READING TEXT ->

+ + + +

Load of an overhead crane

Hello,
I would like to try to simulate the load of an overhead crane on the lower wing of a beam, for example of the HEB type.
I can't highlight the bending of the wings and its constraints.
Has anyone ever experienced this problem?
I'm still on Creo 3.0.
Sincerely.
Denis

11 REPLIES 11

do you have cad-data?

DenisJaunin
15-Moonstone
(To:skunks)

Hello,
Thank you for your interest.
I don't have a CAD drawing.
But one can imagine a HEA 260 truss with a point load of 3000[N] on the lower wing on either side to avoid a torsional effect.
Sincerely.
Denis

example att.

DenisJaunin
15-Moonstone
(To:skunks)

Hello,
Thank you for that quick and complete answer.
What I don't understand is this constraint delineated at the front of the truss.
It stops exactly at the support of the load.
Sincerely.
Denis

it's a example only...

DenisJaunin
15-Moonstone
(To:skunks)

Thank you for this first approach.

To help avoid confusion, in English  "Contrainte von mises"  is "Stress von mises".

so "What I don't understand is this stress delineated at the front of the truss."

Constraint is something very different....  the restraint at the end...  Hold X,Y,Z...

 

The reason for the stress vm stop/discontinuous at the load is best shown by two things.

1. Shear diagram for simply supported beam.

2. General von mises equation.  The coefficient is 6 on the shear terms so they dominate. (That is why the tresca diagram is similar to the von-mises.)

 

plot stress XX and you will find bending stress for this beam.

plot stress XY and you will see shear stress for this beam.

 

Thank you for your answer, your comments and the links.

your welcome,

 

Some more comments.

I tried this beam in 5M length, simply supported.

+ + + +

PROVIDED DATA ->
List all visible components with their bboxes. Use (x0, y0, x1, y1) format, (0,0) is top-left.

+ + + +

AIM 1 -> For the forum thread about the overhead crane load, say whether each statement agrees with it: (a) Denis is working in Creo 3.0; (b) Denis has a CAD drawing of the beam; (c) one reply gives 6 as the coefficient on the shear terms in the general von Mises equation. Answer yes or no for each and quote the deciding words of the thread.
AIM 2 -> Carry the forum thread about the overhead crane load forward from its last sentence.

REPLY 1 ->
(a) Yes: "I'm still on Creo 3.0."
(b) No: "I don't have a CAD drawing."
(c) Yes: "The coefficient is 6 on the shear terms so they dominate."

REPLY 2 ->
The beam as a member appears strong enough for 60kN with about a 7 times safety factor, with one caveat, the local stress where the load is applied.  The load cannot be a point load, it needs to be spread out evenly over a large enough area to reduce local stress enough to make the system efficient.  That is why overhead cranes have many rollers that spread the load out.  Keep in mind that stress is force/area (F/A) and a point load has 0 area.  F / 0 is undefined.  This is why @skunks used a rigid link at the load.  I applied the load to surfaces representing the contact with the rollers.  Let us say you allow 30MPa stress.  From that and F/A you can calculate the minimum area of contact.  For example  60kN / 2000 mm^2 = 30 MPa.  Thus we need at least 2000 mm^2 of roller contact area to start with.  To avoid other local bending of the beam flange, much more area and a spreading out is needed.  Even with this much larger area (>30000 mm^2) I still have 70MPa.  Maybe my next step is to upgrade the beam, or maybe even using IPN standard beam instead of HEA.  (Or S-Section "American Standard Beam")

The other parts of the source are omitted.